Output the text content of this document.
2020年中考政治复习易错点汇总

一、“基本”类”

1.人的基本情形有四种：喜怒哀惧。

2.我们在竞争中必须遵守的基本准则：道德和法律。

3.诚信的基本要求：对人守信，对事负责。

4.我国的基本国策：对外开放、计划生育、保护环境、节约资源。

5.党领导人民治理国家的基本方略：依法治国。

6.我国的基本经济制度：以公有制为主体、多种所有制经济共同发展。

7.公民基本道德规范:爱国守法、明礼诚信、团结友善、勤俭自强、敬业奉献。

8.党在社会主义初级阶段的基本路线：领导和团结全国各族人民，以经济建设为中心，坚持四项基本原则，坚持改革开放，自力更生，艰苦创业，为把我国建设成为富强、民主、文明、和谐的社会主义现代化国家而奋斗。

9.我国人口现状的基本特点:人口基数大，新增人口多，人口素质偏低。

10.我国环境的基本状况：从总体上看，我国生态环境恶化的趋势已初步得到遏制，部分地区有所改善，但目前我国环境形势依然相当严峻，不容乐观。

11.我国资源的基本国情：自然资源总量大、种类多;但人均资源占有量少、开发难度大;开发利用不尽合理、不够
§ §
WRITTEN PROBLEM: Restate all of the entries above precisely.

THE OUTPUT:
Output the text content of this document.
2020年中考政治复习易错点汇总

一、“基本”类”

1.人的基本情形有四种：喜怒哀惧。

2.我们在竞争中必须遵守的基本准则：道德和法律。

3.诚信的基本要求：对人守信，对事负责。

4.我国的基本国策：对外开放、计划生育、保护环境、节约资源。

5.党领导人民治理国家的基本方略：依法治国。

6.我国的基本经济制度：以公有制为主体、多种所有制经济共同发展。

7.公民基本道德规范:爱国守法、明礼诚信、团结友善、勤俭自强、敬业奉献。

8.党在社会主义初级阶段的基本路线：领导和团结全国各族人民，以经济建设为中心，坚持四项基本原则，坚持改革开放，自力更生，艰苦创业，为把我国建设成为富强、民主、文明、和谐的社会主义现代化国家而奋斗。

9.我国人口现状的基本特点:人口基数大，新增人口多，人口素质偏低。

10.我国环境的基本状况：从总体上看，我国生态环境恶化的趋势已初步得到遏制，部分地区有所改善，但目前我国环境形势依然相当严峻，不容乐观。

11.我国资源的基本国情：自然资源总量大、种类多;但人均资源占有量少、开发难度大;开发利用不尽合理、不够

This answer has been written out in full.